> Task goal
Which lines below hold the word "JSON"? Report each one.

> Information supplied
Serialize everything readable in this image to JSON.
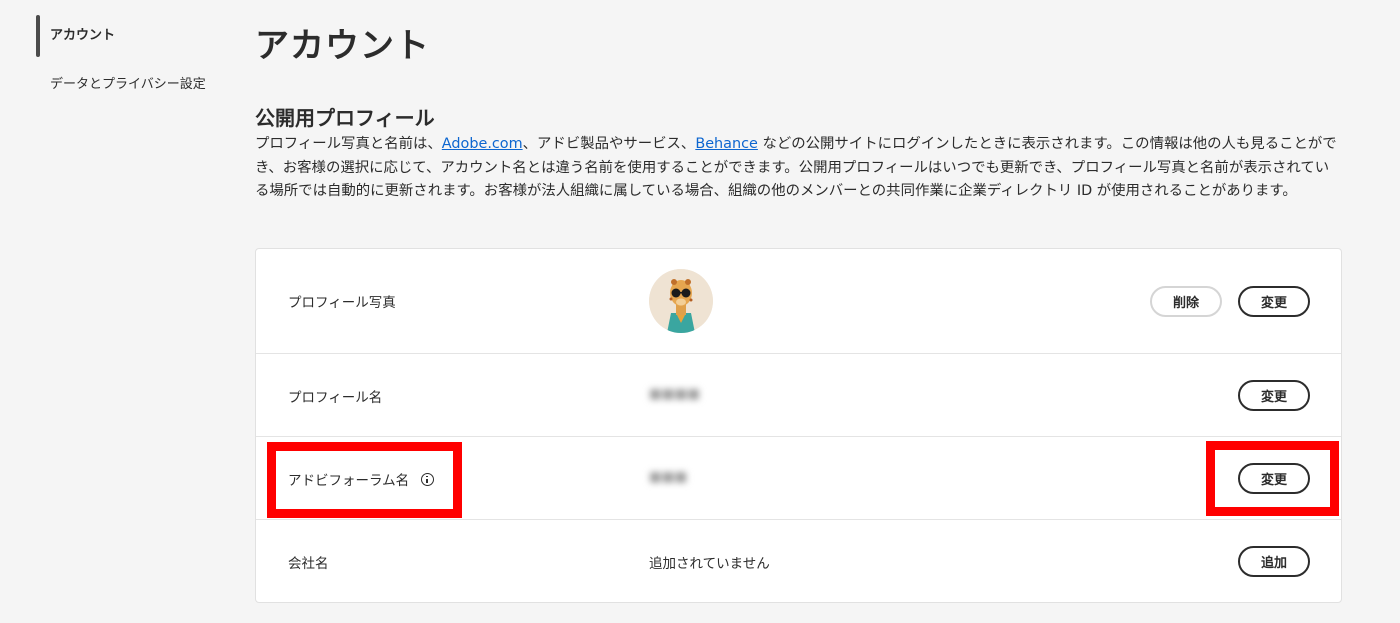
{
  "sidebar": {
    "items": [
      {
        "label": "アカウント",
        "active": true
      },
      {
        "label": "データとプライバシー設定",
        "active": false
      }
    ]
  },
  "page": {
    "title": "アカウント"
  },
  "profile_section": {
    "title": "公開用プロフィール",
    "desc_part1": "プロフィール写真と名前は、",
    "link_adobe": "Adobe.com",
    "desc_part2": "、アドビ製品やサービス、",
    "link_behance": "Behance",
    "desc_part3": " などの公開サイトにログインしたときに表示されます。この情報は他の人も見ることができ、お客様の選択に応じて、アカウント名とは違う名前を使用することができます。公開用プロフィールはいつでも更新でき、プロフィール写真と名前が表示されている場所では自動的に更新されます。お客様が法人組織に属している場合、組織の他のメンバーとの共同作業に企業ディレクトリ ID が使用されることがあります。"
  },
  "rows": {
    "photo": {
      "label": "プロフィール写真",
      "delete_label": "削除",
      "change_label": "変更"
    },
    "profile_name": {
      "label": "プロフィール名",
      "value": "■■■■",
      "change_label": "変更"
    },
    "forum_name": {
      "label": "アドビフォーラム名",
      "value": "■■■",
      "change_label": "変更"
    },
    "company": {
      "label": "会社名",
      "value": "追加されていません",
      "add_label": "追加"
    }
  },
  "colors": {
    "highlight": "#ff0000",
    "link": "#0d66d0"
  }
}
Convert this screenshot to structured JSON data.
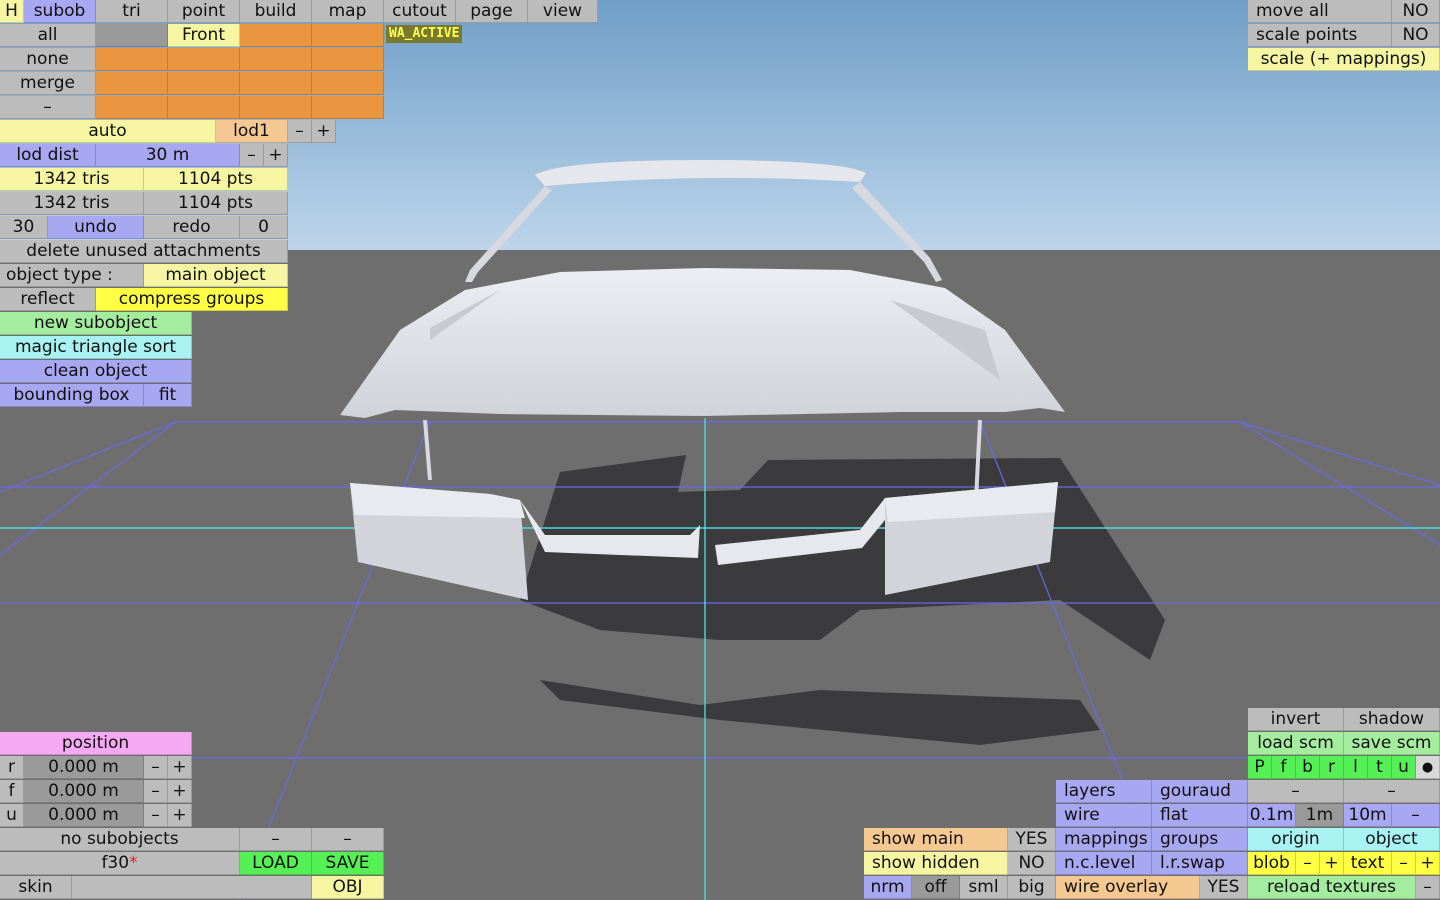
{
  "app": {
    "wa_active": "WA_ACTIVE"
  },
  "menu": {
    "h": "H",
    "tabs": [
      "subob",
      "tri",
      "point",
      "build",
      "map",
      "cutout",
      "page",
      "view"
    ]
  },
  "select": {
    "all": "all",
    "none": "none",
    "merge": "merge",
    "minus": "–",
    "view_front": "Front"
  },
  "lod": {
    "auto": "auto",
    "name": "lod1",
    "dist_label": "lod dist",
    "dist_value": "30 m",
    "minus": "–",
    "plus": "+"
  },
  "stats": {
    "tris1": "1342 tris",
    "pts1": "1104 pts",
    "tris2": "1342 tris",
    "pts2": "1104 pts"
  },
  "history": {
    "undo_count": "30",
    "undo": "undo",
    "redo": "redo",
    "redo_count": "0"
  },
  "object": {
    "delete_unused": "delete unused attachments",
    "type_label": "object type :",
    "type_value": "main object",
    "reflect": "reflect",
    "compress": "compress groups",
    "new_subobject": "new subobject",
    "magic_sort": "magic triangle sort",
    "clean": "clean object",
    "bounding_box": "bounding box",
    "fit": "fit"
  },
  "top_right": {
    "move_all": "move all",
    "move_all_value": "NO",
    "scale_points": "scale points",
    "scale_points_value": "NO",
    "scale_mappings": "scale (+ mappings)"
  },
  "position": {
    "title": "position",
    "rows": [
      {
        "axis": "r",
        "value": "0.000 m"
      },
      {
        "axis": "f",
        "value": "0.000 m"
      },
      {
        "axis": "u",
        "value": "0.000 m"
      }
    ],
    "minus": "–",
    "plus": "+"
  },
  "bottom_left": {
    "no_subobjects": "no subobjects",
    "dash": "–",
    "file_name": "f30",
    "modified_mark": "*",
    "load": "LOAD",
    "save": "SAVE",
    "skin": "skin",
    "obj": "OBJ"
  },
  "display": {
    "show_main": "show main",
    "show_main_value": "YES",
    "show_hidden": "show hidden",
    "show_hidden_value": "NO",
    "nrm": "nrm",
    "off": "off",
    "sml": "sml",
    "big": "big",
    "layers": "layers",
    "gouraud": "gouraud",
    "wire": "wire",
    "flat": "flat",
    "mappings": "mappings",
    "groups": "groups",
    "nc_level": "n.c.level",
    "lr_swap": "l.r.swap",
    "wire_overlay": "wire overlay",
    "wire_overlay_value": "YES"
  },
  "bottom_right": {
    "invert": "invert",
    "shadow": "shadow",
    "load_scm": "load scm",
    "save_scm": "save scm",
    "views": [
      "P",
      "f",
      "b",
      "r",
      "l",
      "t",
      "u"
    ],
    "dot": "●",
    "dash": "–",
    "step_01": "0.1m",
    "step_1": "1m",
    "step_10": "10m",
    "origin": "origin",
    "object": "object",
    "blob": "blob",
    "text": "text",
    "minus": "–",
    "plus": "+",
    "reload_textures": "reload textures"
  },
  "colors": {
    "sky_top": "#6f9ec8",
    "sky_bottom": "#bdd5ea",
    "ground": "#6e6e6e",
    "grid": "#6a6ae8",
    "axis": "#4fd8e0",
    "model": "#e3e4ea",
    "shadow": "#3b3a3c"
  }
}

> Response to the task
Serialize everything readable in this image to JSON.
Convert this screenshot to structured JSON data.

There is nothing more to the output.